** begin Material shown **
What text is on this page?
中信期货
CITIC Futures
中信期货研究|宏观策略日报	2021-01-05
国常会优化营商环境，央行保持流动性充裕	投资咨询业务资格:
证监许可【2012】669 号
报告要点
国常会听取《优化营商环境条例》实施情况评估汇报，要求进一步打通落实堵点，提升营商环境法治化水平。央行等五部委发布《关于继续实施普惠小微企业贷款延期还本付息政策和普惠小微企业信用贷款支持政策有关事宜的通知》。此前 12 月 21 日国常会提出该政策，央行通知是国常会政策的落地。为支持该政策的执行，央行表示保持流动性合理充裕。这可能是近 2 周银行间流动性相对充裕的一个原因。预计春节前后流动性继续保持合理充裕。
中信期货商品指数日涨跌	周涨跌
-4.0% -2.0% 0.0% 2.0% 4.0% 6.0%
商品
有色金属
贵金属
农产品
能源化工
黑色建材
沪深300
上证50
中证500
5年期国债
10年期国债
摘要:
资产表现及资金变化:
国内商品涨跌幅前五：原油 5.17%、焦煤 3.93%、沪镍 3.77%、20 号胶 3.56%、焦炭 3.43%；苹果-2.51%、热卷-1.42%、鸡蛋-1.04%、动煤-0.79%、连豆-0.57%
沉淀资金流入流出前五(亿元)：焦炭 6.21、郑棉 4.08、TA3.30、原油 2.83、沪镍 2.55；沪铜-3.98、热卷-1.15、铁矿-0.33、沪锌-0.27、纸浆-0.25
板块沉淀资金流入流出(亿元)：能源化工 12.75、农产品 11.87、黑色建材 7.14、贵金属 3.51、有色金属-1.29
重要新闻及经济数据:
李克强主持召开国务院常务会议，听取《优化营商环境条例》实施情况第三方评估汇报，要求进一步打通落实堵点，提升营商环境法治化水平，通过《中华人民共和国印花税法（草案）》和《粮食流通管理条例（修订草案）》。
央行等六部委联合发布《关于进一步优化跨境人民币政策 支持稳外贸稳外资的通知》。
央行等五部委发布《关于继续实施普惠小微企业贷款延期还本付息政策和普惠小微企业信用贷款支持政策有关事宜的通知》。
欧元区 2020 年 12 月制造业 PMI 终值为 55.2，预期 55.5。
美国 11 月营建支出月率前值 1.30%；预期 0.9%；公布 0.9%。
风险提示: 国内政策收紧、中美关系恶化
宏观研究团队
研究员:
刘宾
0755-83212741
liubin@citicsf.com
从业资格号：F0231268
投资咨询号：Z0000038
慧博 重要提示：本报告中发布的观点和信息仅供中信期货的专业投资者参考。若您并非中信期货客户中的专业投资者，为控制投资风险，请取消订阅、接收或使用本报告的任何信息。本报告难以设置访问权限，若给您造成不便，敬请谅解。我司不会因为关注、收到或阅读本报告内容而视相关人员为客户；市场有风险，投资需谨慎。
** end Material shown **
Written exercise:
Write out every line of the records exactly.

The answer:
What text is on this page?
中信期货
CITIC Futures
中信期货研究|宏观策略日报	2021-01-05
国常会优化营商环境，央行保持流动性充裕	投资咨询业务资格:
证监许可【2012】669 号
报告要点
国常会听取《优化营商环境条例》实施情况评估汇报，要求进一步打通落实堵点，提升营商环境法治化水平。央行等五部委发布《关于继续实施普惠小微企业贷款延期还本付息政策和普惠小微企业信用贷款支持政策有关事宜的通知》。此前 12 月 21 日国常会提出该政策，央行通知是国常会政策的落地。为支持该政策的执行，央行表示保持流动性合理充裕。这可能是近 2 周银行间流动性相对充裕的一个原因。预计春节前后流动性继续保持合理充裕。
中信期货商品指数日涨跌	周涨跌
-4.0% -2.0% 0.0% 2.0% 4.0% 6.0%
商品
有色金属
贵金属
农产品
能源化工
黑色建材
沪深300
上证50
中证500
5年期国债
10年期国债
摘要:
资产表现及资金变化:
国内商品涨跌幅前五：原油 5.17%、焦煤 3.93%、沪镍 3.77%、20 号胶 3.56%、焦炭 3.43%；苹果-2.51%、热卷-1.42%、鸡蛋-1.04%、动煤-0.79%、连豆-0.57%
沉淀资金流入流出前五(亿元)：焦炭 6.21、郑棉 4.08、TA3.30、原油 2.83、沪镍 2.55；沪铜-3.98、热卷-1.15、铁矿-0.33、沪锌-0.27、纸浆-0.25
板块沉淀资金流入流出(亿元)：能源化工 12.75、农产品 11.87、黑色建材 7.14、贵金属 3.51、有色金属-1.29
重要新闻及经济数据:
李克强主持召开国务院常务会议，听取《优化营商环境条例》实施情况第三方评估汇报，要求进一步打通落实堵点，提升营商环境法治化水平，通过《中华人民共和国印花税法（草案）》和《粮食流通管理条例（修订草案）》。
央行等六部委联合发布《关于进一步优化跨境人民币政策 支持稳外贸稳外资的通知》。
央行等五部委发布《关于继续实施普惠小微企业贷款延期还本付息政策和普惠小微企业信用贷款支持政策有关事宜的通知》。
欧元区 2020 年 12 月制造业 PMI 终值为 55.2，预期 55.5。
美国 11 月营建支出月率前值 1.30%；预期 0.9%；公布 0.9%。
风险提示: 国内政策收紧、中美关系恶化
宏观研究团队
研究员:
刘宾
0755-83212741
liubin@citicsf.com
从业资格号：F0231268
投资咨询号：Z0000038
慧博 重要提示：本报告中发布的观点和信息仅供中信期货的专业投资者参考。若您并非中信期货客户中的专业投资者，为控制投资风险，请取消订阅、接收或使用本报告的任何信息。本报告难以设置访问权限，若给您造成不便，敬请谅解。我司不会因为关注、收到或阅读本报告内容而视相关人员为客户；市场有风险，投资需谨慎。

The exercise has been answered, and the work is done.